STATED EXERCISE -> Exclude the pictures and retype the entries as written.

RAW RECORDS ->

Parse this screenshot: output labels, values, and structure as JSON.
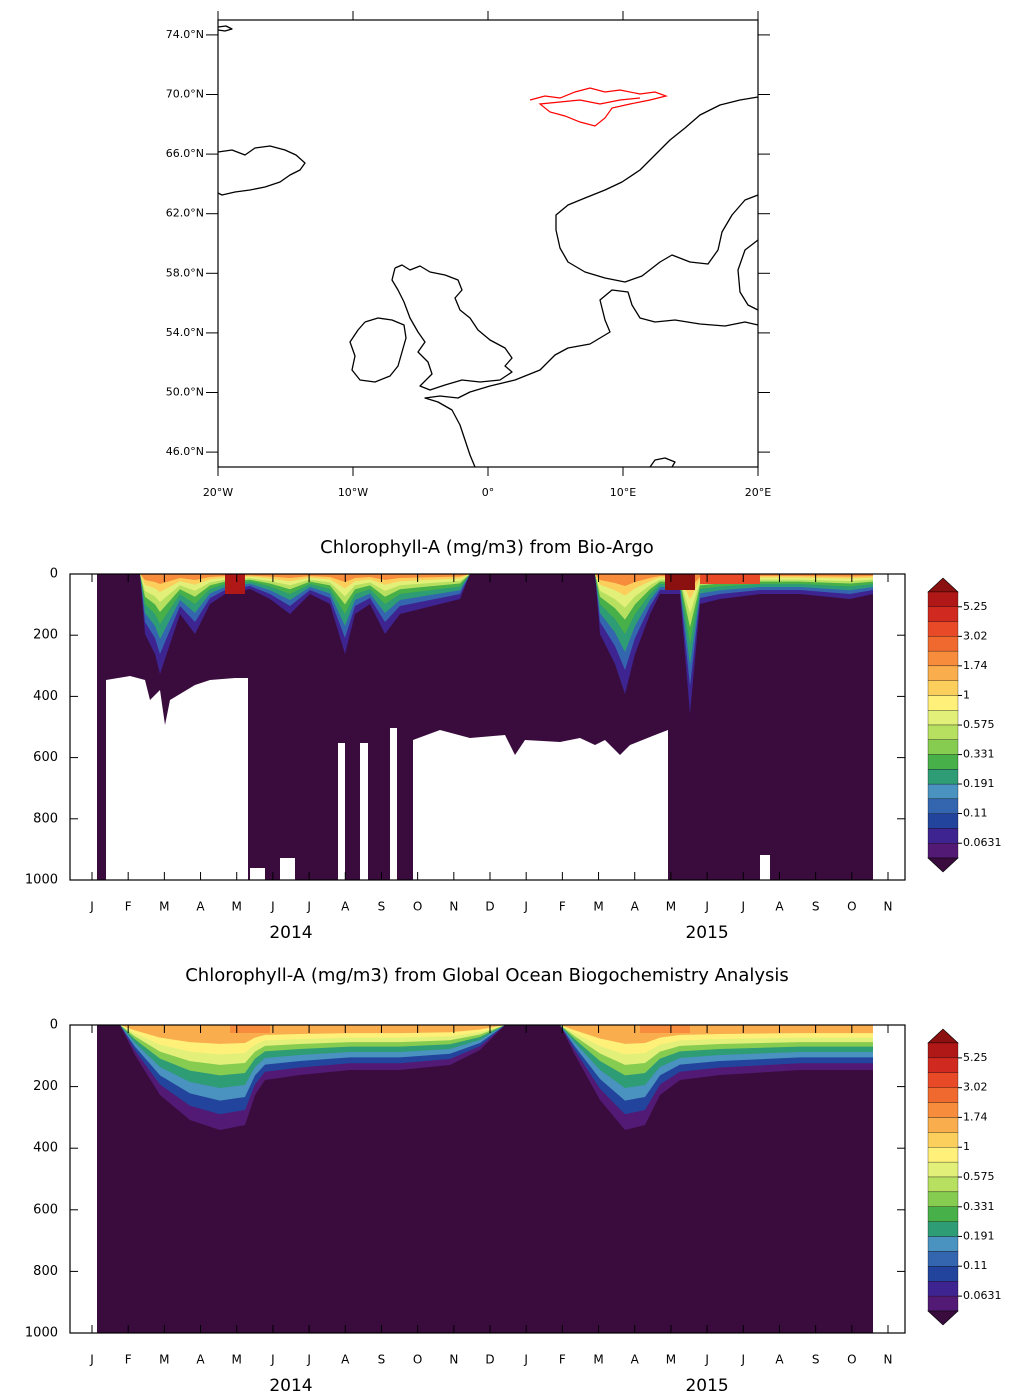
{
  "chart_data": [
    {
      "type": "map",
      "xlim": [
        -20,
        20
      ],
      "ylim": [
        45,
        75
      ],
      "xticks": [
        {
          "value": -20,
          "label": "20°W"
        },
        {
          "value": -10,
          "label": "10°W"
        },
        {
          "value": 0,
          "label": "0°"
        },
        {
          "value": 10,
          "label": "10°E"
        },
        {
          "value": 20,
          "label": "20°E"
        }
      ],
      "yticks": [
        {
          "value": 46,
          "label": "46.0°N"
        },
        {
          "value": 50,
          "label": "50.0°N"
        },
        {
          "value": 54,
          "label": "54.0°N"
        },
        {
          "value": 58,
          "label": "58.0°N"
        },
        {
          "value": 62,
          "label": "62.0°N"
        },
        {
          "value": 66,
          "label": "66.0°N"
        },
        {
          "value": 70,
          "label": "70.0°N"
        },
        {
          "value": 74,
          "label": "74.0°N"
        }
      ],
      "track_color": "#ff0000"
    },
    {
      "type": "contour",
      "title": "Chlorophyll-A (mg/m3) from Bio-Argo",
      "categories": [
        "J",
        "F",
        "M",
        "A",
        "M",
        "J",
        "J",
        "A",
        "S",
        "O",
        "N",
        "D",
        "J",
        "F",
        "M",
        "A",
        "M",
        "J",
        "J",
        "A",
        "S",
        "O",
        "N"
      ],
      "years": [
        "2014",
        "2015"
      ],
      "ylim": [
        1000,
        0
      ],
      "yticks": [
        0,
        200,
        400,
        600,
        800,
        1000
      ],
      "colorbar": {
        "log": true,
        "ticks": [
          5.25,
          3.02,
          1.74,
          1,
          0.575,
          0.331,
          0.191,
          0.11,
          0.0631
        ],
        "colors": [
          "#8b1010",
          "#b01818",
          "#d02a20",
          "#e84a28",
          "#f06a30",
          "#f68c3c",
          "#f9ad4c",
          "#fcce5c",
          "#fff07a",
          "#e2f07a",
          "#b8e060",
          "#86cc50",
          "#48b048",
          "#2e9c74",
          "#4a92c0",
          "#3466b0",
          "#22449c",
          "#3e2490",
          "#521a74",
          "#3a0c3e"
        ]
      }
    },
    {
      "type": "contour",
      "title": "Chlorophyll-A (mg/m3) from Global Ocean Biogochemistry Analysis",
      "categories": [
        "J",
        "F",
        "M",
        "A",
        "M",
        "J",
        "J",
        "A",
        "S",
        "O",
        "N",
        "D",
        "J",
        "F",
        "M",
        "A",
        "M",
        "J",
        "J",
        "A",
        "S",
        "O",
        "N"
      ],
      "years": [
        "2014",
        "2015"
      ],
      "ylim": [
        1000,
        0
      ],
      "yticks": [
        0,
        200,
        400,
        600,
        800,
        1000
      ],
      "colorbar": {
        "log": true,
        "ticks": [
          5.25,
          3.02,
          1.74,
          1,
          0.575,
          0.331,
          0.191,
          0.11,
          0.0631
        ],
        "colors": [
          "#8b1010",
          "#b01818",
          "#d02a20",
          "#e84a28",
          "#f06a30",
          "#f68c3c",
          "#f9ad4c",
          "#fcce5c",
          "#fff07a",
          "#e2f07a",
          "#b8e060",
          "#86cc50",
          "#48b048",
          "#2e9c74",
          "#4a92c0",
          "#3466b0",
          "#22449c",
          "#3e2490",
          "#521a74",
          "#3a0c3e"
        ]
      }
    }
  ]
}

RIGHT ANSWER ->
Parse this screenshot: output labels, values, and structure as JSON.
{
  "chart_data": [
    {
      "type": "map",
      "xlim": [
        -20,
        20
      ],
      "ylim": [
        45,
        75
      ],
      "xticks": [
        {
          "value": -20,
          "label": "20°W"
        },
        {
          "value": -10,
          "label": "10°W"
        },
        {
          "value": 0,
          "label": "0°"
        },
        {
          "value": 10,
          "label": "10°E"
        },
        {
          "value": 20,
          "label": "20°E"
        }
      ],
      "yticks": [
        {
          "value": 46,
          "label": "46.0°N"
        },
        {
          "value": 50,
          "label": "50.0°N"
        },
        {
          "value": 54,
          "label": "54.0°N"
        },
        {
          "value": 58,
          "label": "58.0°N"
        },
        {
          "value": 62,
          "label": "62.0°N"
        },
        {
          "value": 66,
          "label": "66.0°N"
        },
        {
          "value": 70,
          "label": "70.0°N"
        },
        {
          "value": 74,
          "label": "74.0°N"
        }
      ],
      "track_color": "#ff0000"
    },
    {
      "type": "contour",
      "title": "Chlorophyll-A (mg/m3) from Bio-Argo",
      "categories": [
        "J",
        "F",
        "M",
        "A",
        "M",
        "J",
        "J",
        "A",
        "S",
        "O",
        "N",
        "D",
        "J",
        "F",
        "M",
        "A",
        "M",
        "J",
        "J",
        "A",
        "S",
        "O",
        "N"
      ],
      "years": [
        "2014",
        "2015"
      ],
      "ylim": [
        1000,
        0
      ],
      "yticks": [
        0,
        200,
        400,
        600,
        800,
        1000
      ],
      "colorbar": {
        "log": true,
        "ticks": [
          5.25,
          3.02,
          1.74,
          1,
          0.575,
          0.331,
          0.191,
          0.11,
          0.0631
        ],
        "colors": [
          "#8b1010",
          "#b01818",
          "#d02a20",
          "#e84a28",
          "#f06a30",
          "#f68c3c",
          "#f9ad4c",
          "#fcce5c",
          "#fff07a",
          "#e2f07a",
          "#b8e060",
          "#86cc50",
          "#48b048",
          "#2e9c74",
          "#4a92c0",
          "#3466b0",
          "#22449c",
          "#3e2490",
          "#521a74",
          "#3a0c3e"
        ]
      }
    },
    {
      "type": "contour",
      "title": "Chlorophyll-A (mg/m3) from Global Ocean Biogochemistry Analysis",
      "categories": [
        "J",
        "F",
        "M",
        "A",
        "M",
        "J",
        "J",
        "A",
        "S",
        "O",
        "N",
        "D",
        "J",
        "F",
        "M",
        "A",
        "M",
        "J",
        "J",
        "A",
        "S",
        "O",
        "N"
      ],
      "years": [
        "2014",
        "2015"
      ],
      "ylim": [
        1000,
        0
      ],
      "yticks": [
        0,
        200,
        400,
        600,
        800,
        1000
      ],
      "colorbar": {
        "log": true,
        "ticks": [
          5.25,
          3.02,
          1.74,
          1,
          0.575,
          0.331,
          0.191,
          0.11,
          0.0631
        ],
        "colors": [
          "#8b1010",
          "#b01818",
          "#d02a20",
          "#e84a28",
          "#f06a30",
          "#f68c3c",
          "#f9ad4c",
          "#fcce5c",
          "#fff07a",
          "#e2f07a",
          "#b8e060",
          "#86cc50",
          "#48b048",
          "#2e9c74",
          "#4a92c0",
          "#3466b0",
          "#22449c",
          "#3e2490",
          "#521a74",
          "#3a0c3e"
        ]
      }
    }
  ]
}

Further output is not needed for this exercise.